_EXERCISE DETAILS_: Every line that contains the word "Output" should be copied out.

_LISTING_:

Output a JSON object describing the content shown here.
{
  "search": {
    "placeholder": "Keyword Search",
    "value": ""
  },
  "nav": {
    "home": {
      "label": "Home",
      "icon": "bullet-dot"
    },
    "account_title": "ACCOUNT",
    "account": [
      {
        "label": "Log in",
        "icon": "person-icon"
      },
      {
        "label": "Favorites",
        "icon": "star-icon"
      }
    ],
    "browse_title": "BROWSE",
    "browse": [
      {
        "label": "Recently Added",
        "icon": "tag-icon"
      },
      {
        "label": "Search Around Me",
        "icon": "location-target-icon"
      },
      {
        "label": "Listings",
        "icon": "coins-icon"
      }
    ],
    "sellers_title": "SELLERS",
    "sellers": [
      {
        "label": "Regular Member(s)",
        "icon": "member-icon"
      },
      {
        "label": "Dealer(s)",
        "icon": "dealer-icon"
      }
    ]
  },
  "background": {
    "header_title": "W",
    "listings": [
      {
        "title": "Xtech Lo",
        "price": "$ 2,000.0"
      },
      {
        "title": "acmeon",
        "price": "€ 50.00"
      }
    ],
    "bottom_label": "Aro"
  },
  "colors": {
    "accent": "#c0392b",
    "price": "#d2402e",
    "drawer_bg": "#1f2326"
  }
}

* * *

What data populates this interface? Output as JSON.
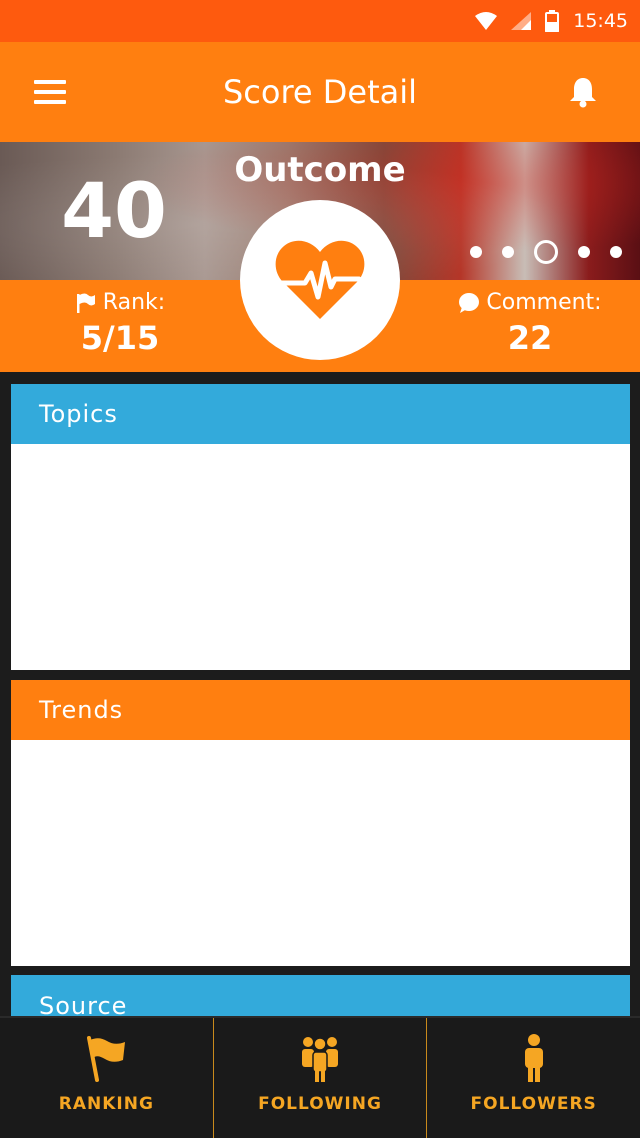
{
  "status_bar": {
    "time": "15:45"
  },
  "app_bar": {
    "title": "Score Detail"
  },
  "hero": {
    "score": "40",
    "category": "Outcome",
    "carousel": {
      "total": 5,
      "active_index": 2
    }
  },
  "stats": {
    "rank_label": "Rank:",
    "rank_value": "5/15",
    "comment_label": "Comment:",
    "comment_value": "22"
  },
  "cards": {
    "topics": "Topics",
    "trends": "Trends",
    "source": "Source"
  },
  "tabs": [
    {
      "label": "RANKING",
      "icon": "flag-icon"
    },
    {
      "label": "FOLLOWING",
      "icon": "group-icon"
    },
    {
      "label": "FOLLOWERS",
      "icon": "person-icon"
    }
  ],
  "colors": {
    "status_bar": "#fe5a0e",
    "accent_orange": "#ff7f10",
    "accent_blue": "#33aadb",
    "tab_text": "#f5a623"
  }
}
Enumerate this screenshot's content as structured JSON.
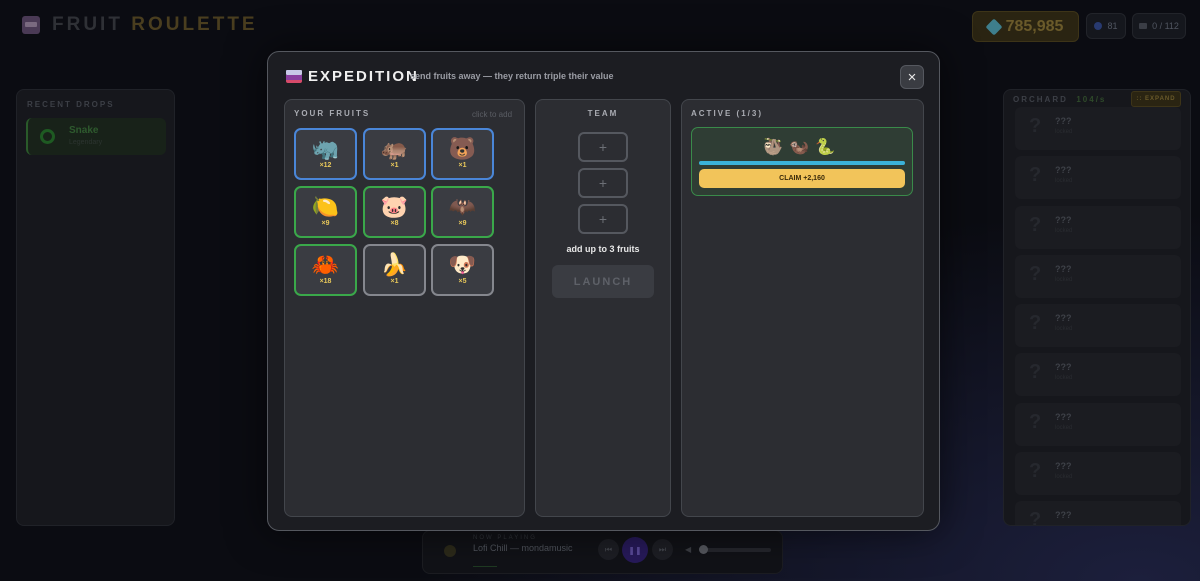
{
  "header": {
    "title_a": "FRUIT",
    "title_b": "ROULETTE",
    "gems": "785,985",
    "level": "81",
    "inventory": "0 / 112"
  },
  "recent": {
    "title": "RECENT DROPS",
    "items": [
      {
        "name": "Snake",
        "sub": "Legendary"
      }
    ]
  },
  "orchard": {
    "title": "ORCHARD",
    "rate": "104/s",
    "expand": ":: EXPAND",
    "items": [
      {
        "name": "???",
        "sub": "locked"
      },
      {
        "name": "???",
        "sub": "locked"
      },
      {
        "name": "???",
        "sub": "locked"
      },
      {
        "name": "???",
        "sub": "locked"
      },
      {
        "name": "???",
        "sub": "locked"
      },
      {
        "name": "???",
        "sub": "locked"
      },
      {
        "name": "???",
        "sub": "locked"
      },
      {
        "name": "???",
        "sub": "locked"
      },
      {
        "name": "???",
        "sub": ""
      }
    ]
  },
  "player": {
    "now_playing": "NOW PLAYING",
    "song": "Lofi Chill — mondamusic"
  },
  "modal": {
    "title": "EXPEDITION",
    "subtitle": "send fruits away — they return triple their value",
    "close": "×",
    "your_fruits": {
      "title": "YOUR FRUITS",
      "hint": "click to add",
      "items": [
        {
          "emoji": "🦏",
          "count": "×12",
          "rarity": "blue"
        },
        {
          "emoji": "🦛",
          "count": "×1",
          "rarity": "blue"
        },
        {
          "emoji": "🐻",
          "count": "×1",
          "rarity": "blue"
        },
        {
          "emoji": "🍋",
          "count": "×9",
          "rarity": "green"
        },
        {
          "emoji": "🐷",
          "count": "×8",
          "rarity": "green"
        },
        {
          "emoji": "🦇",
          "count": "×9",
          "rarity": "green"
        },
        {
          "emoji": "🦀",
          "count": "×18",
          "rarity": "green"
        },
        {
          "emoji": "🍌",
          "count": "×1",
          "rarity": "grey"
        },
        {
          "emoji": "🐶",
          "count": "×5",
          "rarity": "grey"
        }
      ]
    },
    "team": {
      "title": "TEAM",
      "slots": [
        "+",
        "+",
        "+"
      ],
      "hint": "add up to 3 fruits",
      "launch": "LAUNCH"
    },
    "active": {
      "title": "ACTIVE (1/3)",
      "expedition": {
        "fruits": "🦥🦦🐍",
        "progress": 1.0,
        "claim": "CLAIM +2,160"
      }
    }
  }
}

_RESULT OF THE EXERCISE_:
Output a JSON object describing the content shown here.
What data populates this interface? Output as JSON.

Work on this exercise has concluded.